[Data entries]

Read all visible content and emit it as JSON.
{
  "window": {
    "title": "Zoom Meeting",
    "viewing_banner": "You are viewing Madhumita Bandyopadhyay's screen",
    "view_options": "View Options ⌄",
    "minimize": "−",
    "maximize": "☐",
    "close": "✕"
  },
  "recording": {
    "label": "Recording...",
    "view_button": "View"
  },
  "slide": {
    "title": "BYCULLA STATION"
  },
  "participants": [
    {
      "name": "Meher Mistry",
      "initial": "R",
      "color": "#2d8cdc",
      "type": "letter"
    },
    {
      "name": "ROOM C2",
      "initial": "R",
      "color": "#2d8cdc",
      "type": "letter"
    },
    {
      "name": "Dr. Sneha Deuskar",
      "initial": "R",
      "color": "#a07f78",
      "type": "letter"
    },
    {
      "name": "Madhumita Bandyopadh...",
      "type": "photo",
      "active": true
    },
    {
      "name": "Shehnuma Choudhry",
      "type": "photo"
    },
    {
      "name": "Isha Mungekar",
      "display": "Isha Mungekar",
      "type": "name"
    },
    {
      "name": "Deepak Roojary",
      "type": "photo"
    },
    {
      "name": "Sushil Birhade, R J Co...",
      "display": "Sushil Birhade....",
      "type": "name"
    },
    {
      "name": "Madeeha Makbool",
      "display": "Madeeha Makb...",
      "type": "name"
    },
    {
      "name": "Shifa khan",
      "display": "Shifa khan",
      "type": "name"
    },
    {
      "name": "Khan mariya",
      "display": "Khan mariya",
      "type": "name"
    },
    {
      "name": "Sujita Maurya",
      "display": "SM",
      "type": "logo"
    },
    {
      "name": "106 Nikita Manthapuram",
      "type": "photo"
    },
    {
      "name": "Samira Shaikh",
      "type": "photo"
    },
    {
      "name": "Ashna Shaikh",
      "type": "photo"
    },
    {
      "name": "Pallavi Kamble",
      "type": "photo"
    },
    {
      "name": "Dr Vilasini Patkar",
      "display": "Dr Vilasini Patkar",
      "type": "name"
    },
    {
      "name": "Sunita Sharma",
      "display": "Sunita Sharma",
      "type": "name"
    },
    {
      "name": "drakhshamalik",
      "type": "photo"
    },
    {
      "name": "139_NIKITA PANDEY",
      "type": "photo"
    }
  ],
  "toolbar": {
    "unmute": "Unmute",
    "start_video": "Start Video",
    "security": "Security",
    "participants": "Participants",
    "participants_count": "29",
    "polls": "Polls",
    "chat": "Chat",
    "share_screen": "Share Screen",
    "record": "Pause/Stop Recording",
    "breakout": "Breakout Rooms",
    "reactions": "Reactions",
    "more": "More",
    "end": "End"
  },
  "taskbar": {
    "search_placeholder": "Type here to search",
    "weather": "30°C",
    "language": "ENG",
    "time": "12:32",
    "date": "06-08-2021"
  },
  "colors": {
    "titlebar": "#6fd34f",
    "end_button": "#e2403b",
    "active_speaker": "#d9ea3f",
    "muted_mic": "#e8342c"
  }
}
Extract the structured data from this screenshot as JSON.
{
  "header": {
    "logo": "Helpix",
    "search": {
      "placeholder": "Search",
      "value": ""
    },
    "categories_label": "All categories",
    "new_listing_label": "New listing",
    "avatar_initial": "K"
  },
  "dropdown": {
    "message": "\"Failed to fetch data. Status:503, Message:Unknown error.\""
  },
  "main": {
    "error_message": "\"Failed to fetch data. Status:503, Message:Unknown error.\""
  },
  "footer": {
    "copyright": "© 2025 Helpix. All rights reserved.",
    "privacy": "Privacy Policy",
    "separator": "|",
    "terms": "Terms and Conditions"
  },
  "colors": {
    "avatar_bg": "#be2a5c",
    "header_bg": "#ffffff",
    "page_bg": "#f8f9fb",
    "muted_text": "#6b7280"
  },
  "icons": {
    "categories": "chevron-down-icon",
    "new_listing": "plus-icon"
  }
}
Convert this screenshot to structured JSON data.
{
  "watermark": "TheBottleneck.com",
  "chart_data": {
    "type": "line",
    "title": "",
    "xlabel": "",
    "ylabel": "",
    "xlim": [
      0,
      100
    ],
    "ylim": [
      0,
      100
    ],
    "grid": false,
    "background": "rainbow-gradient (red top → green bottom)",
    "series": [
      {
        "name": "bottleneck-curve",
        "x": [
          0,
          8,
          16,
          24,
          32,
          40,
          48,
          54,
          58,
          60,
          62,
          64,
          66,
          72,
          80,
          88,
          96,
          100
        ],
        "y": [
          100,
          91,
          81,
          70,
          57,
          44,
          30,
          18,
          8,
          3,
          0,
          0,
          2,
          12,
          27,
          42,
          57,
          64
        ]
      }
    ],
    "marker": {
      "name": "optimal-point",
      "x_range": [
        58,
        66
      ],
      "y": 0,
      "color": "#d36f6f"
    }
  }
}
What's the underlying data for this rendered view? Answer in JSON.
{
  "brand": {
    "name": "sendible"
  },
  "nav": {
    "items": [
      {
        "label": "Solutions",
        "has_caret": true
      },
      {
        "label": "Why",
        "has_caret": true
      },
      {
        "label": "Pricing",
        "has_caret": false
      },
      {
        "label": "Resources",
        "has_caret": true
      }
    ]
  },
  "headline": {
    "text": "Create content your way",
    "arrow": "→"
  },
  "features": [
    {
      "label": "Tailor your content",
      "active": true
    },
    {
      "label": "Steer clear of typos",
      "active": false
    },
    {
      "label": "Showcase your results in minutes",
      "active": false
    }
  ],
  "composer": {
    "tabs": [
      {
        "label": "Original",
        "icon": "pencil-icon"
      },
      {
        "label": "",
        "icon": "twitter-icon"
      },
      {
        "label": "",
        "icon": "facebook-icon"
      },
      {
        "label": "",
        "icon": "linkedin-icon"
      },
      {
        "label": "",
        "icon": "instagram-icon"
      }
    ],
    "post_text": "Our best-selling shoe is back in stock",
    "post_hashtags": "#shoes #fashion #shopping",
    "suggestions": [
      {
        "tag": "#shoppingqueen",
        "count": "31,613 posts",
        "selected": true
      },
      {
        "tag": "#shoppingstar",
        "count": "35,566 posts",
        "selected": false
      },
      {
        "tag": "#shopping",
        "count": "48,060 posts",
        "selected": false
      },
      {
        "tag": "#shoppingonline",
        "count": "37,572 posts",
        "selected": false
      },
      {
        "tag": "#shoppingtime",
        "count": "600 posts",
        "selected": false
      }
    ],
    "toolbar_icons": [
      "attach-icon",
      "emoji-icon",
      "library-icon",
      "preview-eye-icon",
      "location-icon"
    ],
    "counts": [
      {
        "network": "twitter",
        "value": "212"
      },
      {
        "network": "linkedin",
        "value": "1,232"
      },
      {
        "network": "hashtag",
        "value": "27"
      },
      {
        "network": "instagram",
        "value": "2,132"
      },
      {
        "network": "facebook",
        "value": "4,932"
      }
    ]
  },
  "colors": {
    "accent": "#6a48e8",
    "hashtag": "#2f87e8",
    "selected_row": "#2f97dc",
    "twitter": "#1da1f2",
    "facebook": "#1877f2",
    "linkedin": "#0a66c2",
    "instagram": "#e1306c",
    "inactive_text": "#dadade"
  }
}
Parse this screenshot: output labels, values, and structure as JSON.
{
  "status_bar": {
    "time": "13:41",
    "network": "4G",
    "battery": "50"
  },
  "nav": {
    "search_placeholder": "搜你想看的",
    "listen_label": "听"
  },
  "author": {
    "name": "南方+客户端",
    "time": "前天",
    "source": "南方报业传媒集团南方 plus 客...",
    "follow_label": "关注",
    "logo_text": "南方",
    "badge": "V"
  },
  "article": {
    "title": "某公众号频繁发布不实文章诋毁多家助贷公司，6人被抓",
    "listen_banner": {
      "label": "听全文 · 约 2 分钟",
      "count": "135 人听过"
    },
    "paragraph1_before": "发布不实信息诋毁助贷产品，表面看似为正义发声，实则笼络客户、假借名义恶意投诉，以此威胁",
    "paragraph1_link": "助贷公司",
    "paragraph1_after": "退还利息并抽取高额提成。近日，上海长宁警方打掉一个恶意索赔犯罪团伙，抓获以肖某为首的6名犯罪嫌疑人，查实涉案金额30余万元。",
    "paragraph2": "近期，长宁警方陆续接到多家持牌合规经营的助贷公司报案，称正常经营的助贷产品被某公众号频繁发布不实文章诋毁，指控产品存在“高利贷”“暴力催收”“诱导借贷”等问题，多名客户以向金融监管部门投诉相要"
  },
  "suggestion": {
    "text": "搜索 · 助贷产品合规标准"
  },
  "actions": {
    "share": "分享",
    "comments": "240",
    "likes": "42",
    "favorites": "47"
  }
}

**WORK TO DO**
Look through the material above and pick out each line holding the word "structured".

**SOLUTION TO THIS TASK**
Extract the structured data from this screenshot as JSON.
Convert this screenshot to structured JSON data.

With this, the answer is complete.